_Registros_.
--- --- ---

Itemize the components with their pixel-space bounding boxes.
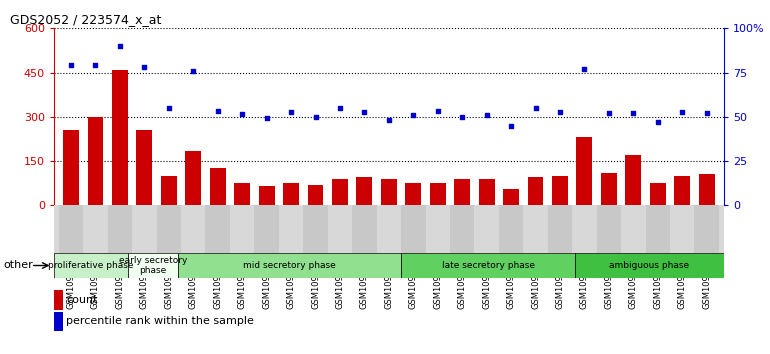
Text: percentile rank within the sample: percentile rank within the sample	[66, 316, 254, 326]
Point	[432, 108, 444, 114]
Bar	[209, 169, 226, 205]
Bar	[426, 205, 450, 253]
Point	[628, 110, 640, 116]
Point	[701, 110, 713, 116]
Bar	[112, 70, 128, 205]
Point	[162, 105, 175, 111]
Point	[89, 62, 102, 68]
Bar	[108, 205, 132, 253]
Bar	[328, 205, 352, 253]
Bar	[401, 253, 575, 278]
Bar	[234, 183, 250, 205]
Bar	[136, 130, 152, 205]
Bar	[132, 205, 156, 253]
Bar	[503, 189, 519, 205]
Bar	[279, 205, 303, 253]
Point	[407, 113, 420, 118]
Bar	[675, 176, 690, 205]
Bar	[547, 205, 572, 253]
Point	[114, 43, 126, 49]
Bar	[474, 205, 499, 253]
Point	[358, 110, 370, 115]
Point	[530, 105, 542, 111]
Point	[310, 114, 322, 120]
Bar	[178, 253, 401, 278]
Bar	[377, 205, 401, 253]
Bar	[181, 205, 206, 253]
Bar	[524, 205, 547, 253]
Bar	[575, 253, 724, 278]
Bar	[88, 117, 103, 205]
Bar	[230, 205, 254, 253]
Bar	[401, 205, 426, 253]
Point	[65, 62, 77, 68]
Point	[456, 114, 468, 120]
Bar	[405, 183, 421, 205]
Bar	[303, 205, 328, 253]
Bar	[499, 205, 524, 253]
Text: other: other	[4, 261, 34, 270]
Text: late secretory phase: late secretory phase	[441, 261, 534, 270]
Bar	[670, 205, 695, 253]
Text: ambiguous phase: ambiguous phase	[609, 261, 689, 270]
Bar	[450, 205, 474, 253]
Bar	[54, 253, 129, 278]
Bar	[645, 205, 670, 253]
Point	[187, 68, 199, 74]
Bar	[430, 183, 446, 205]
Bar	[552, 176, 568, 205]
Bar	[83, 205, 108, 253]
Point	[676, 109, 688, 114]
Bar	[527, 177, 544, 205]
Bar	[129, 253, 178, 278]
Bar	[572, 205, 597, 253]
Text: early secretory
phase: early secretory phase	[119, 256, 187, 275]
Point	[480, 113, 493, 118]
Point	[236, 111, 248, 117]
Point	[603, 110, 615, 116]
Bar	[601, 173, 617, 205]
Bar	[307, 185, 323, 205]
Bar	[186, 151, 201, 205]
Bar	[161, 176, 177, 205]
Bar	[454, 179, 470, 205]
Text: proliferative phase: proliferative phase	[49, 261, 134, 270]
Bar	[479, 179, 494, 205]
Bar	[625, 155, 641, 205]
Bar	[698, 175, 715, 205]
Point	[554, 109, 566, 114]
Point	[333, 105, 346, 111]
Point	[505, 123, 517, 129]
Bar	[381, 179, 397, 205]
Bar	[621, 205, 645, 253]
Point	[138, 64, 150, 69]
Text: mid secretory phase: mid secretory phase	[243, 261, 336, 270]
Bar	[332, 179, 348, 205]
Bar	[650, 183, 666, 205]
Bar	[577, 137, 592, 205]
Point	[383, 118, 395, 123]
Bar	[283, 183, 299, 205]
Point	[285, 110, 297, 115]
Point	[260, 115, 273, 121]
Bar	[206, 205, 230, 253]
Bar	[63, 130, 79, 205]
Point	[651, 119, 664, 125]
Point	[212, 108, 224, 114]
Bar	[695, 205, 719, 253]
Bar	[156, 205, 181, 253]
Text: count: count	[66, 295, 98, 305]
Bar	[259, 186, 275, 205]
Bar	[352, 205, 377, 253]
Bar	[357, 177, 373, 205]
Point	[578, 66, 591, 72]
Bar	[254, 205, 279, 253]
Text: GDS2052 / 223574_x_at: GDS2052 / 223574_x_at	[10, 13, 162, 26]
Bar	[59, 205, 83, 253]
Bar	[597, 205, 621, 253]
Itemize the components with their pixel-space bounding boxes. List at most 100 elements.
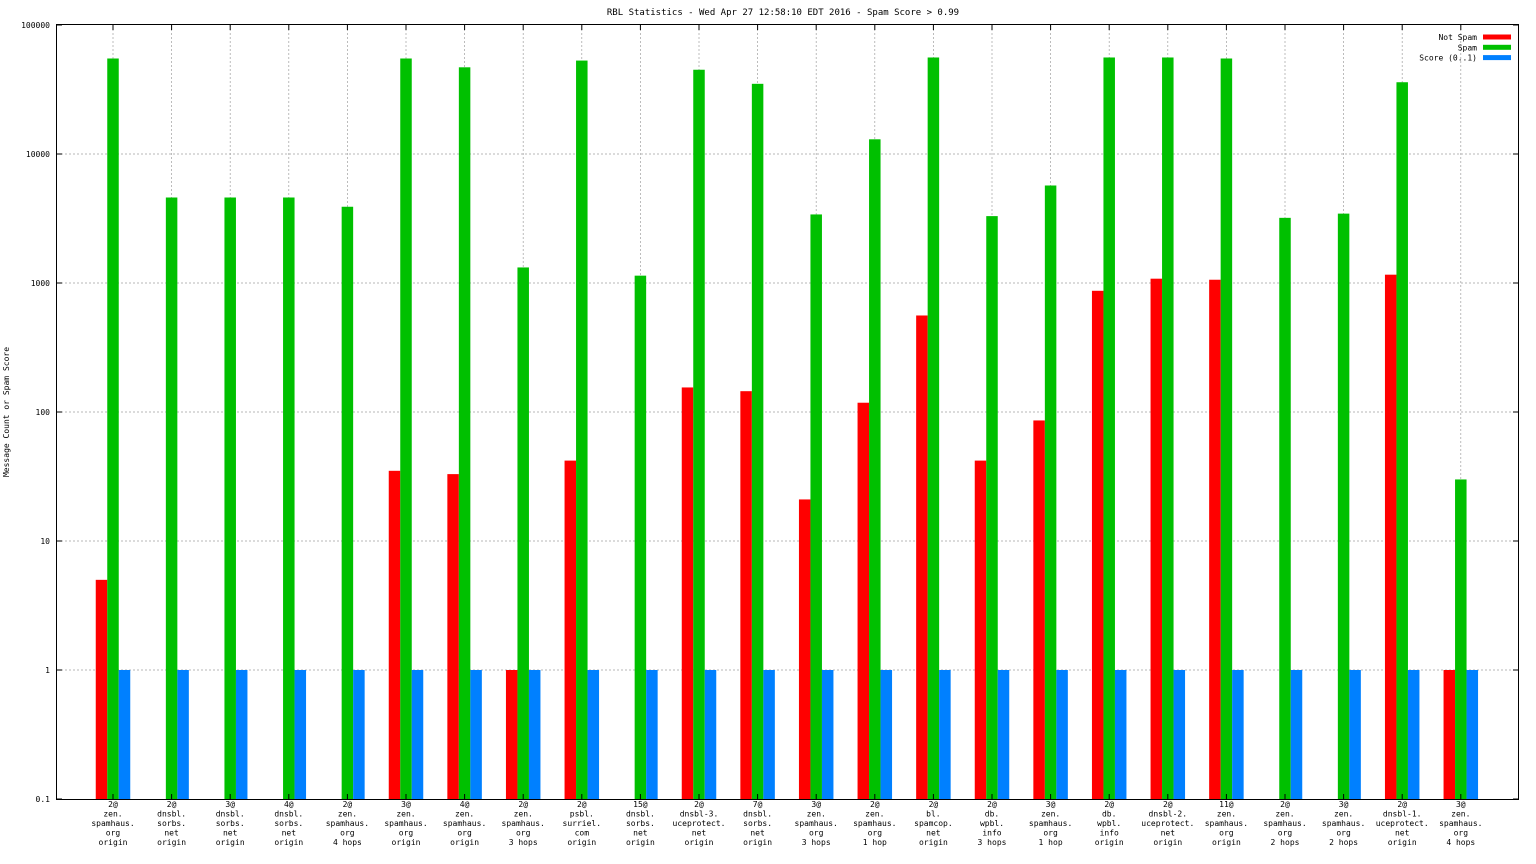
bar-not-spam	[95, 579, 108, 799]
bar-spam	[458, 67, 471, 799]
bar-score-0-1	[1407, 670, 1420, 799]
x-tick-label: 3@ zen. spamhaus. org 1 hop	[1029, 800, 1072, 847]
legend-swatch	[1483, 34, 1511, 40]
x-tick-label: 4@ dnsbl. sorbs. net origin	[274, 800, 303, 847]
bar-score-0-1	[587, 670, 600, 799]
bar-spam	[634, 275, 647, 799]
x-tick-label: 15@ dnsbl. sorbs. net origin	[626, 800, 655, 847]
bar-not-spam	[857, 402, 870, 799]
bar-score-0-1	[704, 670, 717, 799]
bar-spam	[1455, 479, 1467, 799]
x-tick-label: 2@ dnsbl-1. uceprotect. net origin	[1376, 800, 1429, 847]
bar-spam	[283, 197, 295, 799]
y-tick-label: 10	[40, 537, 50, 546]
x-tick-label: 2@ db. wpbl. info 3 hops	[978, 800, 1007, 847]
bar-score-0-1	[1232, 670, 1244, 799]
bar-spam	[1162, 57, 1174, 799]
bar-spam	[400, 58, 412, 799]
x-tick-label: 2@ dnsbl. sorbs. net origin	[157, 800, 186, 847]
bar-score-0-1	[411, 670, 424, 799]
x-tick-label: 2@ dnsbl-2. uceprotect. net origin	[1141, 800, 1194, 847]
bar-not-spam	[505, 670, 518, 799]
bar-spam	[751, 83, 764, 799]
x-tick-label: 2@ dnsbl-3. uceprotect. net origin	[673, 800, 726, 847]
x-tick-label: 3@ zen. spamhaus. org 2 hops	[1322, 800, 1365, 847]
bar-not-spam	[1209, 279, 1221, 799]
bar-score-0-1	[177, 670, 189, 799]
bar-spam	[1279, 217, 1291, 800]
bar-score-0-1	[353, 670, 365, 799]
bar-not-spam	[798, 499, 811, 799]
bar-score-0-1	[880, 670, 893, 799]
x-tick-label: 2@ zen. spamhaus. org 4 hops	[326, 800, 369, 847]
bar-spam	[1044, 185, 1057, 800]
bar-spam	[165, 197, 178, 799]
bar-spam	[869, 139, 881, 800]
bar-spam	[341, 206, 354, 799]
bar-not-spam	[974, 460, 987, 799]
bar-score-0-1	[470, 670, 482, 799]
bar-not-spam	[916, 315, 928, 799]
bar-spam	[224, 197, 236, 799]
bar-score-0-1	[294, 670, 307, 799]
bar-not-spam	[1443, 670, 1456, 799]
bar-spam	[1220, 58, 1233, 799]
bar-not-spam	[740, 391, 752, 799]
x-axis-ticks: 2@ zen. spamhaus. org origin 2@ dnsbl. sorbs. ne…	[91, 25, 1482, 847]
y-axis-label: Message Count or Spam Score	[2, 347, 11, 477]
y-tick-label: 10000	[26, 150, 50, 159]
bar-spam	[1396, 82, 1408, 799]
x-tick-label: 4@ zen. spamhaus. org origin	[443, 800, 486, 847]
bar-score-0-1	[118, 670, 131, 799]
x-tick-label: 2@ zen. spamhaus. org origin	[91, 800, 134, 847]
bar-spam	[107, 58, 119, 799]
x-tick-label: 2@ bl. spamcop. net origin	[914, 800, 953, 847]
bar-score-0-1	[821, 670, 834, 799]
bar-score-0-1	[235, 670, 248, 799]
legend-label: Not Spam	[1438, 33, 1477, 42]
bar-score-0-1	[1349, 670, 1361, 799]
bar-score-0-1	[528, 670, 541, 799]
legend-swatch	[1483, 55, 1511, 61]
legend-swatch	[1483, 44, 1511, 50]
bars	[95, 57, 1479, 800]
x-tick-label: 7@ dnsbl. sorbs. net origin	[743, 800, 772, 847]
x-tick-label: 3@ zen. spamhaus. org origin	[384, 800, 427, 847]
x-tick-label: 3@ dnsbl. sorbs. net origin	[216, 800, 245, 847]
bar-score-0-1	[939, 670, 951, 799]
y-tick-label: 100	[36, 408, 51, 417]
bar-spam	[693, 69, 705, 799]
x-tick-label: 3@ zen. spamhaus. org 3 hops	[795, 800, 838, 847]
bar-not-spam	[1091, 290, 1104, 799]
bar-not-spam	[564, 460, 577, 799]
bar-spam	[1337, 213, 1350, 799]
bar-not-spam	[447, 474, 459, 799]
x-tick-label: 2@ db. wpbl. info origin	[1095, 800, 1124, 847]
bar-score-0-1	[1466, 670, 1479, 799]
bar-spam	[1103, 57, 1115, 799]
plot-frame	[56, 24, 1519, 800]
bar-spam	[810, 214, 822, 800]
y-tick-label: 100000	[21, 21, 50, 30]
bar-score-0-1	[1290, 670, 1303, 799]
y-axis-ticks: 0.1 1 10 100 1000 10000 100000	[21, 21, 1518, 804]
bar-not-spam	[681, 387, 694, 799]
y-tick-label: 0.1	[36, 795, 51, 804]
x-tick-label: 2@ zen. spamhaus. org 2 hops	[1263, 800, 1306, 847]
x-tick-label: 3@ zen. spamhaus. org 4 hops	[1439, 800, 1482, 847]
bar-score-0-1	[1056, 670, 1068, 799]
bar-score-0-1	[646, 670, 658, 799]
x-tick-label: 2@ zen. spamhaus. org 1 hop	[853, 800, 896, 847]
legend-label: Spam	[1458, 43, 1477, 52]
bar-score-0-1	[997, 670, 1010, 799]
x-tick-label: 2@ psbl. surriel. com origin	[563, 800, 602, 847]
bar-not-spam	[1150, 278, 1163, 799]
y-tick-label: 1	[45, 666, 50, 675]
bar-not-spam	[388, 470, 401, 799]
x-tick-label: 11@ zen. spamhaus. org origin	[1205, 800, 1248, 847]
bar-spam	[576, 60, 588, 799]
bar-score-0-1	[1173, 670, 1186, 799]
x-tick-label: 2@ zen. spamhaus. org 3 hops	[502, 800, 545, 847]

--- --- ---

Copie tal cual las líneas de los registros, desde la que contiene "579, 108, 799]" hasta la que contiene "315, 928, 799]", ambas incluidas.

_Solución_.
bar-not-spam	[95, 579, 108, 799]
bar-spam	[458, 67, 471, 799]
bar-score-0-1	[1407, 670, 1420, 799]
x-tick-label: 3@ zen. spamhaus. org 1 hop	[1029, 800, 1072, 847]
legend-swatch	[1483, 34, 1511, 40]
x-tick-label: 4@ dnsbl. sorbs. net origin	[274, 800, 303, 847]
bar-score-0-1	[587, 670, 600, 799]
bar-spam	[634, 275, 647, 799]
x-tick-label: 15@ dnsbl. sorbs. net origin	[626, 800, 655, 847]
bar-not-spam	[857, 402, 870, 799]
bar-score-0-1	[704, 670, 717, 799]
bar-spam	[1455, 479, 1467, 799]
x-tick-label: 2@ dnsbl-1. uceprotect. net origin	[1376, 800, 1429, 847]
bar-spam	[283, 197, 295, 799]
y-tick-label: 10	[40, 537, 50, 546]
x-tick-label: 2@ db. wpbl. info 3 hops	[978, 800, 1007, 847]
bar-score-0-1	[1232, 670, 1244, 799]
bar-spam	[1162, 57, 1174, 799]
bar-spam	[400, 58, 412, 799]
x-tick-label: 2@ dnsbl. sorbs. net origin	[157, 800, 186, 847]
bar-score-0-1	[411, 670, 424, 799]
x-tick-label: 2@ dnsbl-2. uceprotect. net origin	[1141, 800, 1194, 847]
bar-not-spam	[505, 670, 518, 799]
bar-spam	[751, 83, 764, 799]
x-tick-label: 2@ dnsbl-3. uceprotect. net origin	[673, 800, 726, 847]
x-tick-label: 3@ zen. spamhaus. org 2 hops	[1322, 800, 1365, 847]
bar-not-spam	[1209, 279, 1221, 799]
bar-score-0-1	[177, 670, 189, 799]
bar-spam	[1279, 217, 1291, 800]
bar-score-0-1	[353, 670, 365, 799]
bar-not-spam	[798, 499, 811, 799]
bar-score-0-1	[880, 670, 893, 799]
x-tick-label: 2@ zen. spamhaus. org 4 hops	[326, 800, 369, 847]
bar-spam	[1044, 185, 1057, 800]
bar-spam	[165, 197, 178, 799]
bar-spam	[869, 139, 881, 800]
bar-spam	[341, 206, 354, 799]
bar-not-spam	[974, 460, 987, 799]
bar-score-0-1	[470, 670, 482, 799]
bar-not-spam	[916, 315, 928, 799]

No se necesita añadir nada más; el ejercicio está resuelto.